Problem statement
Repeat all of the data below line for line, changing nothing, but leave out the pictures.

======

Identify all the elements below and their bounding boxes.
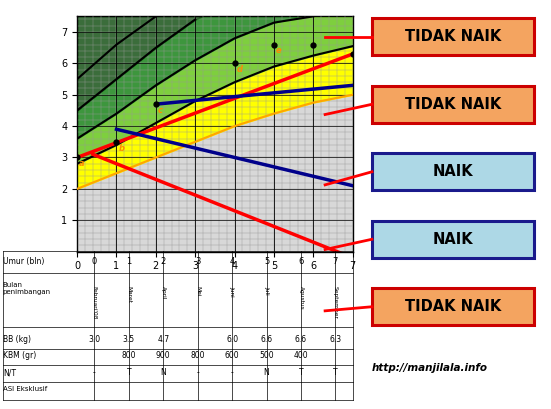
Text: 3.5: 3.5	[123, 335, 135, 344]
Text: 4.7: 4.7	[157, 335, 169, 344]
Text: 900: 900	[156, 351, 171, 360]
Text: 6.6: 6.6	[261, 335, 273, 344]
Text: 400: 400	[294, 351, 309, 360]
Text: 1: 1	[126, 257, 132, 266]
Text: ASI Eksklusif: ASI Eksklusif	[3, 387, 47, 392]
Text: BB (kg): BB (kg)	[3, 335, 31, 344]
Text: Bulan
penimbangan: Bulan penimbangan	[3, 282, 51, 295]
Text: b: b	[118, 144, 125, 153]
Text: T: T	[127, 368, 131, 377]
Text: a: a	[79, 159, 85, 168]
Text: Maret: Maret	[126, 286, 131, 303]
Text: 800: 800	[191, 351, 205, 360]
Text: 800: 800	[122, 351, 136, 360]
Text: TIDAK NAIK: TIDAK NAIK	[405, 97, 501, 112]
Text: e: e	[276, 46, 282, 55]
Text: 600: 600	[225, 351, 240, 360]
Text: -: -	[196, 368, 199, 377]
Text: 6: 6	[298, 257, 304, 266]
Text: TIDAK NAIK: TIDAK NAIK	[405, 29, 501, 44]
Text: 4: 4	[229, 257, 235, 266]
Text: April: April	[161, 286, 166, 300]
Text: Agustus: Agustus	[299, 286, 304, 310]
Text: 0: 0	[91, 257, 97, 266]
Text: TIDAK NAIK: TIDAK NAIK	[405, 299, 501, 314]
Text: c: c	[158, 106, 163, 115]
Text: -: -	[93, 368, 96, 377]
Text: 6.0: 6.0	[226, 335, 238, 344]
Text: 5: 5	[264, 257, 269, 266]
Text: 3: 3	[195, 257, 201, 266]
Text: September: September	[333, 286, 338, 319]
Text: N: N	[160, 368, 166, 377]
Text: 6.6: 6.6	[295, 335, 307, 344]
Text: 2: 2	[160, 257, 166, 266]
Text: d: d	[236, 65, 242, 74]
Text: 500: 500	[259, 351, 274, 360]
Text: T: T	[299, 368, 303, 377]
Text: -: -	[231, 368, 234, 377]
Text: Umur (bln): Umur (bln)	[3, 257, 44, 266]
Text: Juli: Juli	[264, 286, 269, 295]
Text: Februari'08: Februari'08	[92, 286, 97, 320]
Text: N/T: N/T	[3, 368, 16, 377]
Text: 6.3: 6.3	[329, 335, 342, 344]
Text: Mei: Mei	[195, 286, 200, 297]
Text: KBM (gr): KBM (gr)	[3, 351, 36, 360]
Text: T: T	[333, 368, 338, 377]
Text: 7: 7	[333, 257, 338, 266]
Text: http://manjilala.info: http://manjilala.info	[372, 363, 488, 373]
Text: N: N	[264, 368, 269, 377]
Text: Juni: Juni	[230, 286, 235, 297]
Text: 3.0: 3.0	[88, 335, 100, 344]
Text: NAIK: NAIK	[433, 164, 473, 179]
Text: NAIK: NAIK	[433, 232, 473, 247]
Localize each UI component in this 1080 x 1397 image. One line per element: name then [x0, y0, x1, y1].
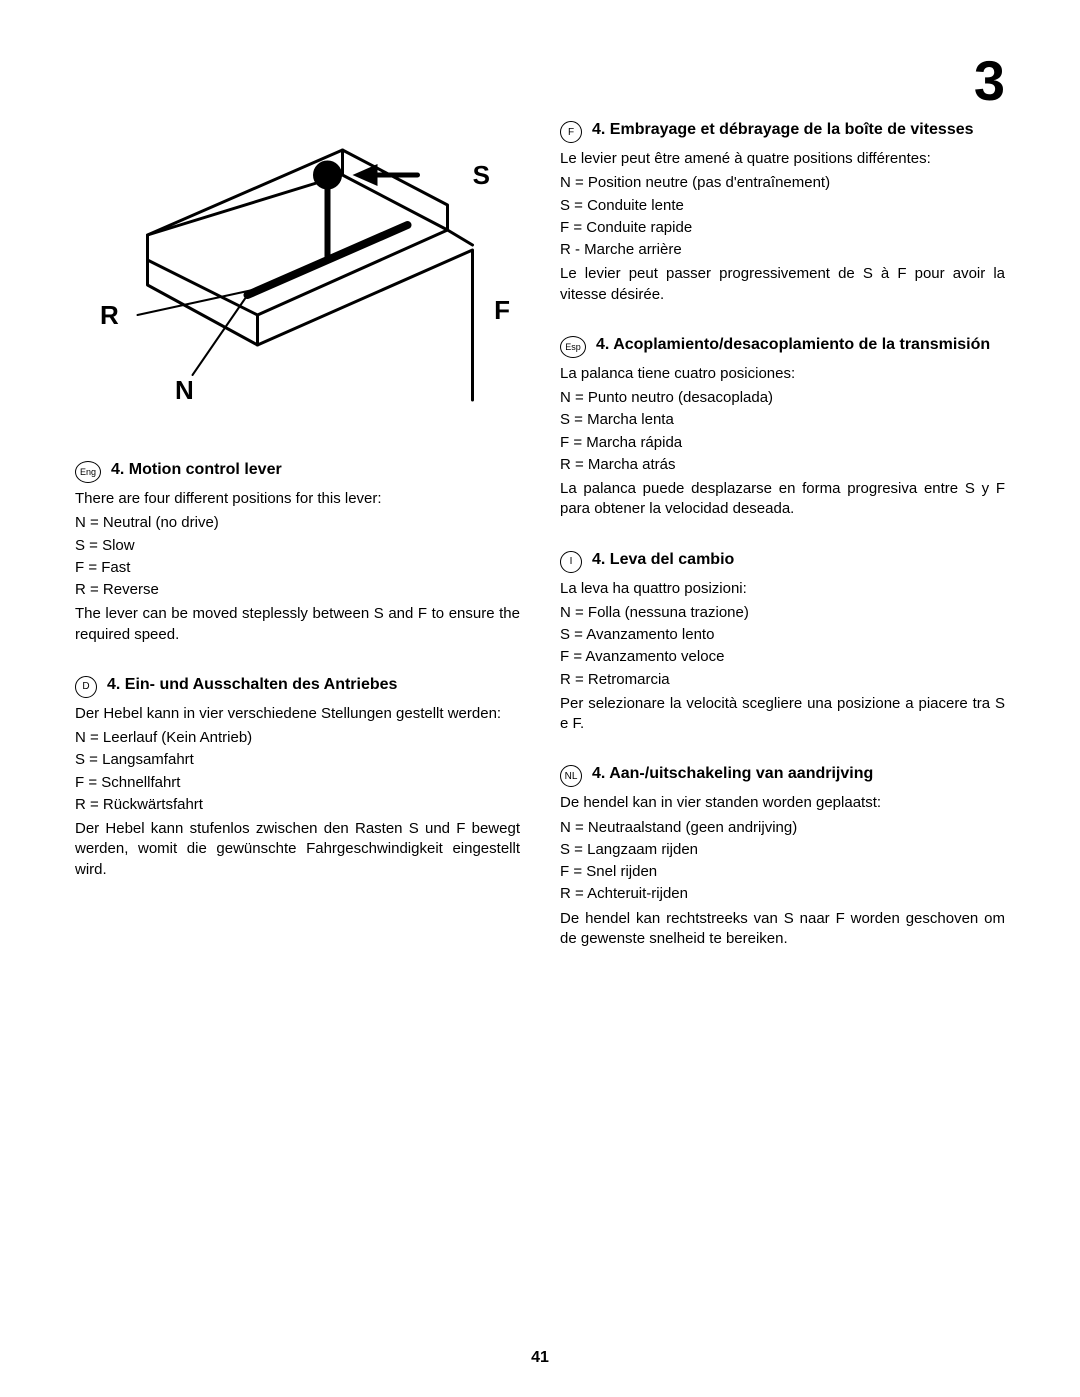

======

Written response
Identify all the elements below and their bounding boxes.
Text: 3.5: 3.5	[123, 335, 135, 344]
Text: 4.7: 4.7	[157, 335, 169, 344]
Text: 900: 900	[156, 351, 171, 360]
Text: 6.6: 6.6	[261, 335, 273, 344]
Text: 400: 400	[294, 351, 309, 360]
Text: 1: 1	[126, 257, 132, 266]
Text: ASI Eksklusif: ASI Eksklusif	[3, 387, 47, 392]
Text: BB (kg): BB (kg)	[3, 335, 31, 344]
Text: Bulan
penimbangan: Bulan penimbangan	[3, 282, 51, 295]
Text: b: b	[118, 144, 125, 153]
Text: T: T	[127, 368, 131, 377]
Text: a: a	[79, 159, 85, 168]
Text: Maret: Maret	[126, 286, 131, 303]
Text: 800: 800	[191, 351, 205, 360]
Text: 800: 800	[122, 351, 136, 360]
Text: TIDAK NAIK: TIDAK NAIK	[405, 97, 501, 112]
Text: e: e	[276, 46, 282, 55]
Text: 600: 600	[225, 351, 240, 360]
Text: -: -	[196, 368, 199, 377]
Text: 6: 6	[298, 257, 304, 266]
Text: TIDAK NAIK: TIDAK NAIK	[405, 29, 501, 44]
Text: 4: 4	[229, 257, 235, 266]
Text: April: April	[161, 286, 166, 300]
Text: Agustus: Agustus	[299, 286, 304, 310]
Text: 0: 0	[91, 257, 97, 266]
Text: TIDAK NAIK: TIDAK NAIK	[405, 299, 501, 314]
Text: c: c	[158, 106, 163, 115]
Text: -: -	[93, 368, 96, 377]
Text: 6.0: 6.0	[226, 335, 238, 344]
Text: 5: 5	[264, 257, 269, 266]
Text: 3: 3	[195, 257, 201, 266]
Text: September: September	[333, 286, 338, 319]
Text: N: N	[160, 368, 166, 377]
Text: 6.6: 6.6	[295, 335, 307, 344]
Text: 2: 2	[160, 257, 166, 266]
Text: d: d	[236, 65, 242, 74]
Text: 500: 500	[259, 351, 274, 360]
Text: T: T	[299, 368, 303, 377]
Text: -: -	[231, 368, 234, 377]
Text: Umur (bln): Umur (bln)	[3, 257, 44, 266]
Text: Juli: Juli	[264, 286, 269, 295]
Text: Februari'08: Februari'08	[92, 286, 97, 320]
Text: N/T: N/T	[3, 368, 16, 377]
Text: 6.3: 6.3	[329, 335, 342, 344]
Text: Mei: Mei	[195, 286, 200, 297]
Text: KBM (gr): KBM (gr)	[3, 351, 36, 360]
Text: T: T	[333, 368, 338, 377]
Text: 7: 7	[333, 257, 338, 266]
Text: http://manjilala.info: http://manjilala.info	[372, 363, 488, 373]
Text: N: N	[264, 368, 269, 377]
Text: Juni: Juni	[230, 286, 235, 297]
Text: 3.0: 3.0	[88, 335, 100, 344]
Text: NAIK: NAIK	[433, 164, 473, 179]
Text: NAIK: NAIK	[433, 232, 473, 247]
Localize each UI component in this 1080 x 1397 image. One line per element: name then [x0, y0, x1, y1].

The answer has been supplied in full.